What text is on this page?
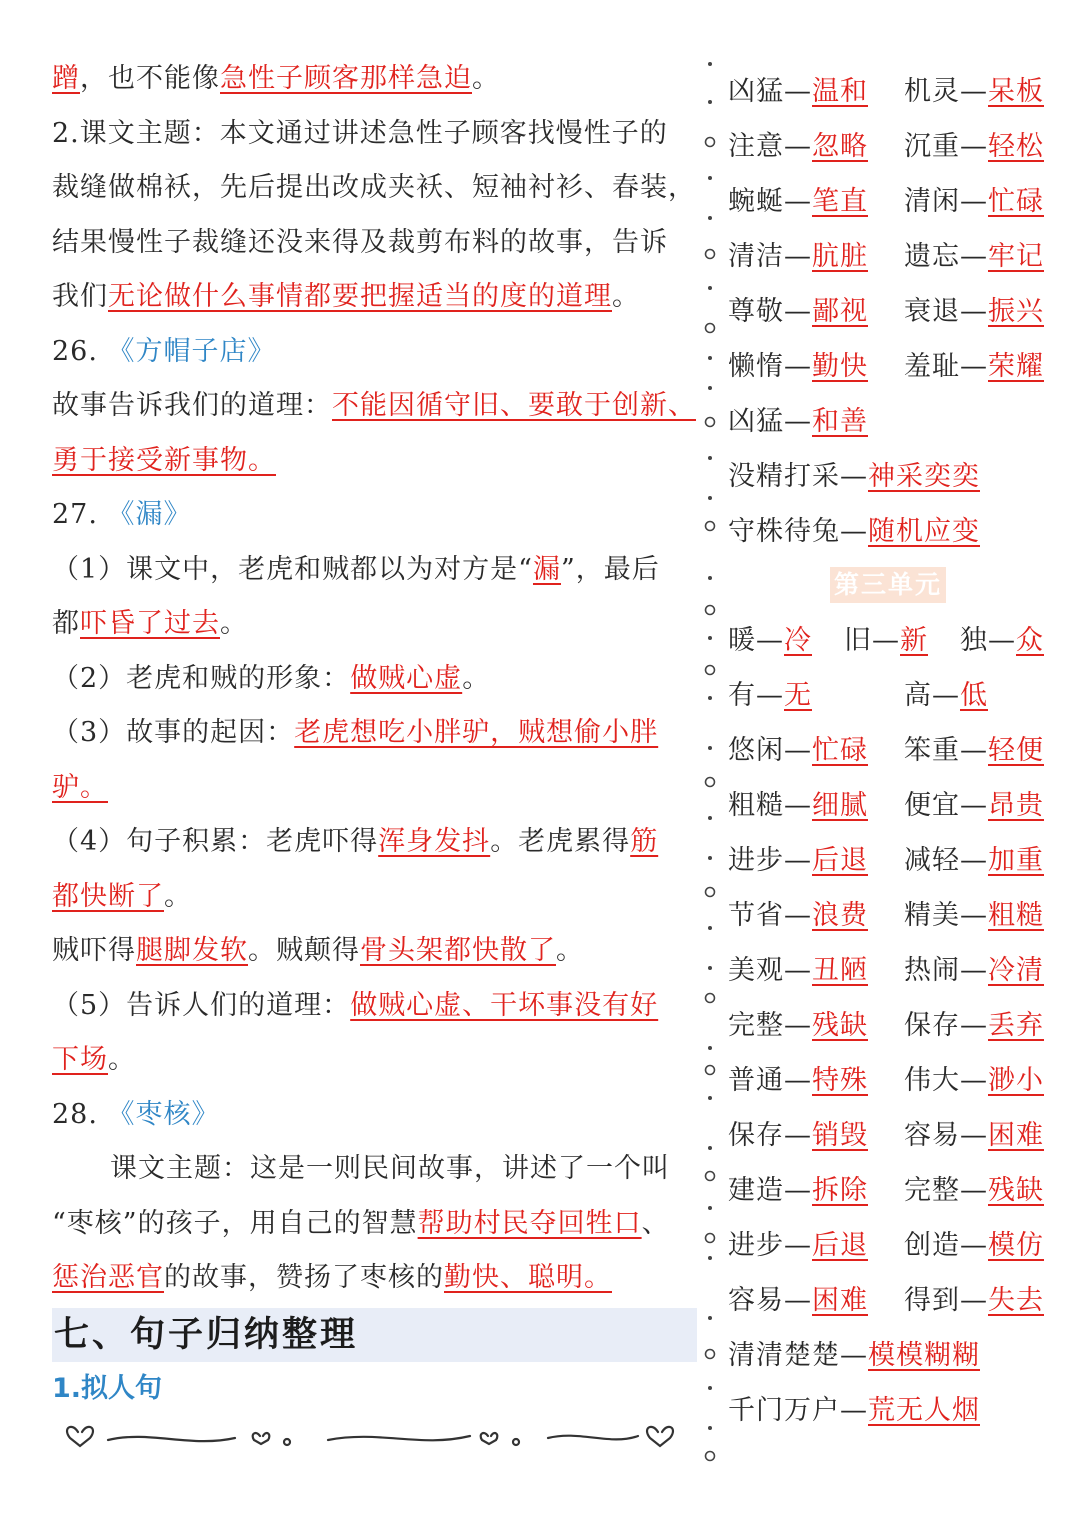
蹭，也不能像急性子顾客那样急迫。
2.课文主题：本文通过讲述急性子顾客找慢性子的
裁缝做棉袄，先后提出改成夹袄、短袖衬衫、春装，
结果慢性子裁缝还没来得及裁剪布料的故事，告诉
我们无论做什么事情都要把握适当的度的道理。
26. 《方帽子店》
故事告诉我们的道理：不能因循守旧、要敢于创新、
勇于接受新事物。
27. 《漏》
（1）课文中，老虎和贼都以为对方是“漏”，最后
都吓昏了过去。
（2）老虎和贼的形象：做贼心虚。
（3）故事的起因：老虎想吃小胖驴，贼想偷小胖
驴。
（4）句子积累：老虎吓得浑身发抖。老虎累得筋
都快断了。
贼吓得腿脚发软。贼颠得骨头架都快散了。
（5）告诉人们的道理：做贼心虚、干坏事没有好
下场。
28. 《枣核》
课文主题：这是一则民间故事，讲述了一个叫
“枣核”的孩子，用自己的智慧帮助村民夺回牲口、
惩治恶官的故事，赞扬了枣核的勤快、聪明。
七、句子归纳整理
1.拟人句
凶猛—温和 机灵—呆板
注意—忽略 沉重—轻松
蜿蜒—笔直 清闲—忙碌
清洁—肮脏 遗忘—牢记
尊敬—鄙视 衰退—振兴
懒惰—勤快 羞耻—荣耀
凶猛—和善
没精打采—神采奕奕
守株待兔—随机应变
第三单元
暖—冷 旧—新 独—众
有—无	高—低
悠闲—忙碌 笨重—轻便
粗糙—细腻 便宜—昂贵
进步—后退 减轻—加重
节省—浪费 精美—粗糙
美观—丑陋 热闹—冷清
完整—残缺 保存—丢弃
普通—特殊 伟大—渺小
保存—销毁 容易—困难
建造—拆除 完整—残缺
进步—后退 创造—模仿
容易—困难 得到—失去
清清楚楚—模模糊糊
千门万户—荒无人烟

□ □ □ □

- **GOAL OF THE EXERCISE**:
All of the entries above should be copied exactly, except for the pictures.

- **EXERCISE RESPONSE**:
What text is on this page?
蹭，也不能像急性子顾客那样急迫。
2.课文主题：本文通过讲述急性子顾客找慢性子的
裁缝做棉袄，先后提出改成夹袄、短袖衬衫、春装，
结果慢性子裁缝还没来得及裁剪布料的故事，告诉
我们无论做什么事情都要把握适当的度的道理。
26. 《方帽子店》
故事告诉我们的道理：不能因循守旧、要敢于创新、
勇于接受新事物。
27. 《漏》
（1）课文中，老虎和贼都以为对方是“漏”，最后
都吓昏了过去。
（2）老虎和贼的形象：做贼心虚。
（3）故事的起因：老虎想吃小胖驴，贼想偷小胖
驴。
（4）句子积累：老虎吓得浑身发抖。老虎累得筋
都快断了。
贼吓得腿脚发软。贼颠得骨头架都快散了。
（5）告诉人们的道理：做贼心虚、干坏事没有好
下场。
28. 《枣核》
课文主题：这是一则民间故事，讲述了一个叫
“枣核”的孩子，用自己的智慧帮助村民夺回牲口、
惩治恶官的故事，赞扬了枣核的勤快、聪明。
七、句子归纳整理
1.拟人句
凶猛—温和 机灵—呆板
注意—忽略 沉重—轻松
蜿蜒—笔直 清闲—忙碌
清洁—肮脏 遗忘—牢记
尊敬—鄙视 衰退—振兴
懒惰—勤快 羞耻—荣耀
凶猛—和善
没精打采—神采奕奕
守株待兔—随机应变
第三单元
暖—冷 旧—新 独—众
有—无	高—低
悠闲—忙碌 笨重—轻便
粗糙—细腻 便宜—昂贵
进步—后退 减轻—加重
节省—浪费 精美—粗糙
美观—丑陋 热闹—冷清
完整—残缺 保存—丢弃
普通—特殊 伟大—渺小
保存—销毁 容易—困难
建造—拆除 完整—残缺
进步—后退 创造—模仿
容易—困难 得到—失去
清清楚楚—模模糊糊
千门万户—荒无人烟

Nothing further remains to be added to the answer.